→ What you have to do
Pick out each line of the records that includes the string "Energy", and copy it.

→ Data provided
- - - -

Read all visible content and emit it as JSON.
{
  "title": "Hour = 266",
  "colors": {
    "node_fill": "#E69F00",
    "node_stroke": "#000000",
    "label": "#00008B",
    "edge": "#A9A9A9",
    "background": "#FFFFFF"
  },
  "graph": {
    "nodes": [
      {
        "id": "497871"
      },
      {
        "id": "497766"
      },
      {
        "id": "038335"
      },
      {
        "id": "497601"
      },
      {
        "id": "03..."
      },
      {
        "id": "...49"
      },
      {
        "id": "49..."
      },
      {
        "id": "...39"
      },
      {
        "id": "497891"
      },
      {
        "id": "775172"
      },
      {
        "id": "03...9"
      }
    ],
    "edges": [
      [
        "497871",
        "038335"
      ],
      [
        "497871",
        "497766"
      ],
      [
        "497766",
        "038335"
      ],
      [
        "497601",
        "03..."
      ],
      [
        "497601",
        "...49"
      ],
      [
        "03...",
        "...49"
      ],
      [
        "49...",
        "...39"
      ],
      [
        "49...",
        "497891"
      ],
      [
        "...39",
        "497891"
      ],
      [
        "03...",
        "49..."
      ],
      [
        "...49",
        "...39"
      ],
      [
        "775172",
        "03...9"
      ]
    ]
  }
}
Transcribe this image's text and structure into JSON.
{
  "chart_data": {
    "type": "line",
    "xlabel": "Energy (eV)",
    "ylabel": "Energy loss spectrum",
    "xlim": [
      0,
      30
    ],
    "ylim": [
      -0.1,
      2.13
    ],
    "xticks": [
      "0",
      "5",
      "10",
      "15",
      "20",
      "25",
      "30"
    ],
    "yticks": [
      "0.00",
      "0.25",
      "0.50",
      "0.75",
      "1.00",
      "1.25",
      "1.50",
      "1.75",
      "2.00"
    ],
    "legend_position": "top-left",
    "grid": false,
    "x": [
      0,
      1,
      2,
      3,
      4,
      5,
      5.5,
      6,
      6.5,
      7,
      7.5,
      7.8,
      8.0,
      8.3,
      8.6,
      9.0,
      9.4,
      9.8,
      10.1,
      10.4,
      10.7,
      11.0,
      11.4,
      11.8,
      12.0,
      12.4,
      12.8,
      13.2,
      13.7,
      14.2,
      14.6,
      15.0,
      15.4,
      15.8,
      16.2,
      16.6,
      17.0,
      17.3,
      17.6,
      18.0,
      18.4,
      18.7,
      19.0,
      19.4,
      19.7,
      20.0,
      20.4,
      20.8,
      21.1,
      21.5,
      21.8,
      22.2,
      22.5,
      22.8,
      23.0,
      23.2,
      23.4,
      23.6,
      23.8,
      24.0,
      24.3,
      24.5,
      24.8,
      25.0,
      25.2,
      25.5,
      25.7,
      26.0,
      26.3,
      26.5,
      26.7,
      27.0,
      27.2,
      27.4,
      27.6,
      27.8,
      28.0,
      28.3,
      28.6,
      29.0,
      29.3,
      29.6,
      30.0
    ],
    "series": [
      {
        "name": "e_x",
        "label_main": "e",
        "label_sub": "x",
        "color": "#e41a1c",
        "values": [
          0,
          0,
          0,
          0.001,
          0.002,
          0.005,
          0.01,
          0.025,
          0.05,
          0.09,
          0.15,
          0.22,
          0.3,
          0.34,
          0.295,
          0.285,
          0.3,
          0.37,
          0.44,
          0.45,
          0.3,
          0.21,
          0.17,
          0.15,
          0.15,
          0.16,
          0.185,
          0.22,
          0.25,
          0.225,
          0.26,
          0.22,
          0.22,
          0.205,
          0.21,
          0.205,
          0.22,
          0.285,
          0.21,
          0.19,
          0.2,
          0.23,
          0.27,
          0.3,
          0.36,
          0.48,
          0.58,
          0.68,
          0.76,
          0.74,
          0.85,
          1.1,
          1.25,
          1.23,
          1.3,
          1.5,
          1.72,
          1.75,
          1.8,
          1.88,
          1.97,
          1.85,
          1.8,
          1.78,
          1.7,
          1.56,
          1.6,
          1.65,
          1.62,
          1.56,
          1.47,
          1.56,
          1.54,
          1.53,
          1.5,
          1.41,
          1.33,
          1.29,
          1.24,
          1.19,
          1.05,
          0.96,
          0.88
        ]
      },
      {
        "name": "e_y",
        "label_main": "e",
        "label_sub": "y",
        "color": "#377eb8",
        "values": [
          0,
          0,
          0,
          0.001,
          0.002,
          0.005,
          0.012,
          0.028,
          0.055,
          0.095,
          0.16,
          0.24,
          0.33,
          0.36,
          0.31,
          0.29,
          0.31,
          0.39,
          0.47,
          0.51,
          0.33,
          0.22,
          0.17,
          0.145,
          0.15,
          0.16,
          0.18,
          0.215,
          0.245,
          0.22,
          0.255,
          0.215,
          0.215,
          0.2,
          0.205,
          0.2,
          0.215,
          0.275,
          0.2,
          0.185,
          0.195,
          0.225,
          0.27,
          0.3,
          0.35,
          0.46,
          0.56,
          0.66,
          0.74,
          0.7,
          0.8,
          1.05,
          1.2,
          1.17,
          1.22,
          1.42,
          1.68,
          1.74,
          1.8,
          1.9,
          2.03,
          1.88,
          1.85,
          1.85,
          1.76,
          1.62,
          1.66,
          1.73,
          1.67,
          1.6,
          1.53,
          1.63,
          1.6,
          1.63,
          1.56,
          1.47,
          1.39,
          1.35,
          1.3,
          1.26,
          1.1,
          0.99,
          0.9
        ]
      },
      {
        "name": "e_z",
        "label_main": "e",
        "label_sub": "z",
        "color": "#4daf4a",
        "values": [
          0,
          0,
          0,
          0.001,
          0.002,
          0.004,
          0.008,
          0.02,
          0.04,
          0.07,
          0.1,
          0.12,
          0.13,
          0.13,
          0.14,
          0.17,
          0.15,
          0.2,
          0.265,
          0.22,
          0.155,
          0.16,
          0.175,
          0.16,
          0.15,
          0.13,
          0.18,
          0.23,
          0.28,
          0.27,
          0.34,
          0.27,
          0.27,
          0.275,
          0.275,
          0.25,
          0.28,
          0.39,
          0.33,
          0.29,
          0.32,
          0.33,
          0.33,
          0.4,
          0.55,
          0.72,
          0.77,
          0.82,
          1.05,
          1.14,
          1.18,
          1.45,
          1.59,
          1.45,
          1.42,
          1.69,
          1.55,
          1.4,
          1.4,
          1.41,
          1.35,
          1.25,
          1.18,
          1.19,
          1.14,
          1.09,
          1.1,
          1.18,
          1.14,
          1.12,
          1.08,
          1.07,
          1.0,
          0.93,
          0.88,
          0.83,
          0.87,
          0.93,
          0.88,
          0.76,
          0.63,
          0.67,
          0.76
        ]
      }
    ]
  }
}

- - - -

→ Result of this exercise
    "xlabel": "Energy (eV)",
    "ylabel": "Energy loss spectrum",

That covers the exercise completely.